- **Excerpted text**:
-*-

It’s been quite some time since my last Unsung Joe post. That’s because I’ve been spending all my free time over at Small Town Noir, where I post weekly stories about the lives of people in mug shots that were taken in New Castle, Pennsylvania, between 1930 and 1960—yes, characters even more obscure than the least successful Hollywood extra. Small Town Noir has the same depressing air of melancholy and regret that has made The Unsung Joe such a runaway success with audiences across the world. You might like it.
I’ll no doubt return to The Unsung Joe from time to time, when I find some interesting face in the background of a movie. Meanwhile, here’s a short introduction to Ralph Dunn, one of the most prolific bit-part players I've come across.
Ralph Dunn was born in Titusville, Pennsylvania, in 1902. He dropped out of college to join a Vaudeville troop and performed in minstrel shows and melodramas until 1935, when he moved to California to help his mother look after his ailing father and signed up with Central Casting.
In a rare interview about his career, which he gave in his mid-fifties, Ralph said that the first film he saw himself in was Bullets or Ballots (1936). “I’ll never forget it,” he said. “They cut out all my sequences except for one scene. And the only thing anyone could see was my hand reaching into the furnace and grabbing some money before it burned.”
For the sake of a better story, Ralph exaggerated how small his role was. Here’s the shot he was talking about—he’s on the right, pumping a fire extinguisher:
Ralph was never out of work over the next thirty years, appearing mostly as a background cop or a detective, usually with no lines. He continued to act on stage, too. In 1951—a few years after his wife, a golf champion named Pat West, divorced him on grounds of infidelity (he'd come home one night with lipstick on his face)—he played an enraged father in the Broadway production of "The Moon is Blue", a role that he claimed made him the highest-paid actor per minute in the world. "I was on stage for only one minute and 57 seconds," he said. "And the only reason I got that role was because I could throw a punch without hurting anyone. That's the only thing I really learned in Hollywood."

-*-

- **Recorded information**:

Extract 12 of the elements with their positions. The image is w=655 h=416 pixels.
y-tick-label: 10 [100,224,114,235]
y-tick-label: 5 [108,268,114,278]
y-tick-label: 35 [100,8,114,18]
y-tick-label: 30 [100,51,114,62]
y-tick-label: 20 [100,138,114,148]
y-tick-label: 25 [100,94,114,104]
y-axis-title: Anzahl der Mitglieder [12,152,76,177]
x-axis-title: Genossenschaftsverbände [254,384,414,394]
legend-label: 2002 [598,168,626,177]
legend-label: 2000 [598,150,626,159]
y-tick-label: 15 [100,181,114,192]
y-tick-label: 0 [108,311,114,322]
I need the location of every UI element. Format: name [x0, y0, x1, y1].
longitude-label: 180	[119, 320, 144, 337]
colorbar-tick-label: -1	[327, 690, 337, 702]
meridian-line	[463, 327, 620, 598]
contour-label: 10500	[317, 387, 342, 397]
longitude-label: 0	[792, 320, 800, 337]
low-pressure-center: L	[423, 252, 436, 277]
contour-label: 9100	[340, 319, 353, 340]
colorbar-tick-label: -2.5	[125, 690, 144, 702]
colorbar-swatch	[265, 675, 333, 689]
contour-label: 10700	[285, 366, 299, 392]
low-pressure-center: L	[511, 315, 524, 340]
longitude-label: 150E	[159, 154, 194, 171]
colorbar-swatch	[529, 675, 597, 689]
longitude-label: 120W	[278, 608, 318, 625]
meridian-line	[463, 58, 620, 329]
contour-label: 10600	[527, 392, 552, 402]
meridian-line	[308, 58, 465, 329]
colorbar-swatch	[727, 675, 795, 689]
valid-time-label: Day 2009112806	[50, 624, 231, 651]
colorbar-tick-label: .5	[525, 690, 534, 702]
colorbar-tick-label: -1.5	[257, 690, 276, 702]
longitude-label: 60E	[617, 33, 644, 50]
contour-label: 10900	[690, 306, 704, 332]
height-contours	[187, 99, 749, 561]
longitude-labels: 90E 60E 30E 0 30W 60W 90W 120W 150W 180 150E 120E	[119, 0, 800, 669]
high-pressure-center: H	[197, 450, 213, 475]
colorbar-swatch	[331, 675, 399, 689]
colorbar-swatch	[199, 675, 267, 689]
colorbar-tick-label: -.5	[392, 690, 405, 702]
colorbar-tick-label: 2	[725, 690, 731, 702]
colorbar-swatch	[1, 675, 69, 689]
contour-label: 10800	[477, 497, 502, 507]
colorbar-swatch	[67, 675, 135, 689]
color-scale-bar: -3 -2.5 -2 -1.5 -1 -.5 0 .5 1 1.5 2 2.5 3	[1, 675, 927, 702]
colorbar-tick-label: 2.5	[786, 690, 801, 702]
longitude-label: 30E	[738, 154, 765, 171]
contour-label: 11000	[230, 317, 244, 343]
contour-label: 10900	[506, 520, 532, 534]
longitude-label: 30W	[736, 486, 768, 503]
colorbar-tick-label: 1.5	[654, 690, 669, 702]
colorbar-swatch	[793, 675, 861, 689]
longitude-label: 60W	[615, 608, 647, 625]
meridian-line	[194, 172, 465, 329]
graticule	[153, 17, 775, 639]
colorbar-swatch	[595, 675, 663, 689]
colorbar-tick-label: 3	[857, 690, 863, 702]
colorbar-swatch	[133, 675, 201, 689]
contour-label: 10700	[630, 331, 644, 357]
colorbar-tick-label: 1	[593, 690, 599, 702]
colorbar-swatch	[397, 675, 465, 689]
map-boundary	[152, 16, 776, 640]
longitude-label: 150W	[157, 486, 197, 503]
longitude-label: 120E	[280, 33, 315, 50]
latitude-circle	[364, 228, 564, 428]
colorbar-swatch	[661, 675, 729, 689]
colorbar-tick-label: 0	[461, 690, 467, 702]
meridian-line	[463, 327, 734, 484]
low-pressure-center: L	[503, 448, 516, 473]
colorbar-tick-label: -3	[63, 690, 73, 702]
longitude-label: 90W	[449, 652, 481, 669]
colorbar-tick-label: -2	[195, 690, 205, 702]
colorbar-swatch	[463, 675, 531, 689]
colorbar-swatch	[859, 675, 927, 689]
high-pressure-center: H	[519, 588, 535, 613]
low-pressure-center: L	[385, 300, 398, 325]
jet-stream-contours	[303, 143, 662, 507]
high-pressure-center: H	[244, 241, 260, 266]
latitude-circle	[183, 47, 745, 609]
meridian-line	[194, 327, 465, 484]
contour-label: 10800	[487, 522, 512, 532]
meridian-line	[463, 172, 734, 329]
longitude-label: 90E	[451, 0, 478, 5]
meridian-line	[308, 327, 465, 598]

-*-

- **What is expected**:
Copy word for word the passage of the Ralph Dunn piece that begins at the words "Ralph Dunn was" and stops after "with Central Casting.".

- **Worked answer**:
Ralph Dunn was born in Titusville, Pennsylvania, in 1902. He dropped out of college to join a Vaudeville troop and performed in minstrel shows and melodramas until 1935, when he moved to California to help his mother look after his ailing father and signed up with Central Casting.